工作內容
修改關於大疆人才困境的文字:從「這和汪滔避而不見資本圈投資人的態度幾乎如出一轍。」開始,一直到「有些人覺得老板很苛刻, 在股權分配上很小氣。在創立兩年后, 創始團隊的所有成員幾乎全部離開了。」」為止,重新寫出這一段,並把其中的「人才流失」一律改為「人員流失」。

文本段落
# # # #

這和汪滔避而不見資本圈投資人的態度幾乎如出一轍。
02 大疆的人才困境:創傷、控制與流失的惡性循環
汪滔對拓竹的不滿與日俱增,也和大疆這些年的人才流失與日俱增相關。
大疆的人才流失問題早已成為深圳科技圈公開的秘密,而且不少業內人士認為,這種現象與創始人汪滔的性格和早年創傷密切相關。
汪滔的人才觀大概形成于大疆最黑暗的2007年。
據《福布斯》2015年的專訪報道:「由于缺乏早期愿景, 加之汪滔個性很強, 最終導致大疆內部紛爭不斷。大疆開始不斷流失員工, 有些人覺得老板很苛刻, 在股權分配上很小氣。在創立兩年后, 創始團隊的所有成員幾乎全部離開了。」
汪滔在該訪談中坦言, 他可能是一個「不招人待見的完美主義者」,「當時也讓員工們傷透了心」。
《福布斯》還報道了一個關鍵細節:「汪滔還在處理形形色色的商業間諜活動。他斷定過去兩年涌現出來的一些國內無人機創業公司曾非法獲取大疆科技的設計。汪滔還處理過兩起內部員工泄密事件, 其中, 一位離職的員工把他們的設計圖帶走并賣給了競爭對手。」汪滔甚至還將當地科創生態比作一個「狗咬狗的社會」。
用香港科技大學教授李澤湘的話說:「2007年, 所有人都走了, 除了汪滔就剩一個出納。有人離開后, 還拿著汪滔的設計到外面生產銷售。汪滔想找律師告他。律師說, 你先拿70萬。」恰逢大疆黎明前的最黑暗時期,「由于經常炸機, 唯一的飛手離開, 并在專業論壇里吐槽, 鬧得圈內人人皆知」。

# # # #

資料列表

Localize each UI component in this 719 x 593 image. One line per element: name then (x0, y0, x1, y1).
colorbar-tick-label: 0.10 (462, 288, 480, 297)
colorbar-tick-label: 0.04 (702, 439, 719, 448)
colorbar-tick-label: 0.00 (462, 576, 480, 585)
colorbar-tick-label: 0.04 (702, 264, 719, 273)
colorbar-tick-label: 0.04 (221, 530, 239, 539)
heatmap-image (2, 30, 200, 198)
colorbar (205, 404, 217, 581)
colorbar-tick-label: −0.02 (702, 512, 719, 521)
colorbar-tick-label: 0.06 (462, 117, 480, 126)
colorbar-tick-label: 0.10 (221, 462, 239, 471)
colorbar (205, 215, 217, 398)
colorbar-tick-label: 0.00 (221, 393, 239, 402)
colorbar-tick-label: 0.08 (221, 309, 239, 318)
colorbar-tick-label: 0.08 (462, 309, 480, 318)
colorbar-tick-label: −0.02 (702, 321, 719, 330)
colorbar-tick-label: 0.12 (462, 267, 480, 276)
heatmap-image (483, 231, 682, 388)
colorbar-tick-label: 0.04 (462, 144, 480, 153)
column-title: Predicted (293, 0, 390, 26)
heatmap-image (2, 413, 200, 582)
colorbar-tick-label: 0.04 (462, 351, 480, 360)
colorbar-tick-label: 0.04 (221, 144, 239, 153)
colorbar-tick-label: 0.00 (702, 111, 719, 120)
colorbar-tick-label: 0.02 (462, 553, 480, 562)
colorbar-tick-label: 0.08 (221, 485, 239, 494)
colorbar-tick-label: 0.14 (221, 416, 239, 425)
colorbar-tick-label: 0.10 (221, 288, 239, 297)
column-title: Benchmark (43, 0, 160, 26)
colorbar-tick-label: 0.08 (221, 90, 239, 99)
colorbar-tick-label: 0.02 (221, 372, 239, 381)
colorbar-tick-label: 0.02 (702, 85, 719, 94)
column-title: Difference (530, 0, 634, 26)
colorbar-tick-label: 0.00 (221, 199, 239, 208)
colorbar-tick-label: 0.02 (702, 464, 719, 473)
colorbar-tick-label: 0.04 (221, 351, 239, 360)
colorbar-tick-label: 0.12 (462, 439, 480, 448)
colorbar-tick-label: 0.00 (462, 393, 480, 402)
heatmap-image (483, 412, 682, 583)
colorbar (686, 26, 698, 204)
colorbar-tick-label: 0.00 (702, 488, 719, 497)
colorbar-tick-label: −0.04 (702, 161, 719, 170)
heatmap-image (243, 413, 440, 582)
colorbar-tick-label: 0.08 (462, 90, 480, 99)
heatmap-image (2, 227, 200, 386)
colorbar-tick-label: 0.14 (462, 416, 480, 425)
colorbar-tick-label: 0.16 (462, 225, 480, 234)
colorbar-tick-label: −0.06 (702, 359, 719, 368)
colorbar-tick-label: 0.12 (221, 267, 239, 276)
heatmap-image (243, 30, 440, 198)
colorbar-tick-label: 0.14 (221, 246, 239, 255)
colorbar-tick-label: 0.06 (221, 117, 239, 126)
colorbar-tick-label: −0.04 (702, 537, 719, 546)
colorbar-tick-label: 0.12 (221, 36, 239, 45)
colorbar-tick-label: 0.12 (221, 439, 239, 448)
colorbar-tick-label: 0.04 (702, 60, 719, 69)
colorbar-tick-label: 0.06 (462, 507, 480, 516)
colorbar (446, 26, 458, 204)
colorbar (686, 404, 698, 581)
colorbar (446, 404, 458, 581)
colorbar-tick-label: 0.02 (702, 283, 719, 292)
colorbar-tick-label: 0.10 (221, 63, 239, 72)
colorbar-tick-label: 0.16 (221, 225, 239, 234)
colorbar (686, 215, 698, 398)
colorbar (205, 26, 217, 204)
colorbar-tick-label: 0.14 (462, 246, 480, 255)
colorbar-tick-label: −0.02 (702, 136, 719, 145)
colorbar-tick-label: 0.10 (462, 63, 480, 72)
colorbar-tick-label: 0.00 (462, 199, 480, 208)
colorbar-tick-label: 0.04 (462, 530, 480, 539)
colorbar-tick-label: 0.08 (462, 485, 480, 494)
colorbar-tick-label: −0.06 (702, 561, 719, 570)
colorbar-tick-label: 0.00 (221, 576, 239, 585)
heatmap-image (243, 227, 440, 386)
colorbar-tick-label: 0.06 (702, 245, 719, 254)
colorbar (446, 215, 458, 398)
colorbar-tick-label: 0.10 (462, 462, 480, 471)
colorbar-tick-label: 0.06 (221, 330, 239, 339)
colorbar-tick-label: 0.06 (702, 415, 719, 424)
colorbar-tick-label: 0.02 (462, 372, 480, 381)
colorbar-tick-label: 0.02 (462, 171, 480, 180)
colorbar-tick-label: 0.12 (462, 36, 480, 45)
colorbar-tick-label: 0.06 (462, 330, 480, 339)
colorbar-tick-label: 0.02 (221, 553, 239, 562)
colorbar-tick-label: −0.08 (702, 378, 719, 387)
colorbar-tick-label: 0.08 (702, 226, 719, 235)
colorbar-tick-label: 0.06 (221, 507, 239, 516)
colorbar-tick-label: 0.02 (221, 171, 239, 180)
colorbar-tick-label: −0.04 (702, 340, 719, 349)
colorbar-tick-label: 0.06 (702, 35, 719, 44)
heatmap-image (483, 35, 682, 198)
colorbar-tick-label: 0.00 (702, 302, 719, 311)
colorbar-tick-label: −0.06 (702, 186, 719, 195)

# # # #

完整答案
這和汪滔避而不見資本圈投資人的態度幾乎如出一轍。
02 大疆的人才困境:創傷、控制與流失的惡性循環
汪滔對拓竹的不滿與日俱增,也和大疆這些年的人員流失與日俱增相關。
大疆的人員流失問題早已成為深圳科技圈公開的秘密,而且不少業內人士認為,這種現象與創始人汪滔的性格和早年創傷密切相關。
汪滔的人才觀大概形成于大疆最黑暗的2007年。
據《福布斯》2015年的專訪報道:「由于缺乏早期愿景, 加之汪滔個性很強, 最終導致大疆內部紛爭不斷。大疆開始不斷流失員工, 有些人覺得老板很苛刻, 在股權分配上很小氣。在創立兩年后, 創始團隊的所有成員幾乎全部離開了。」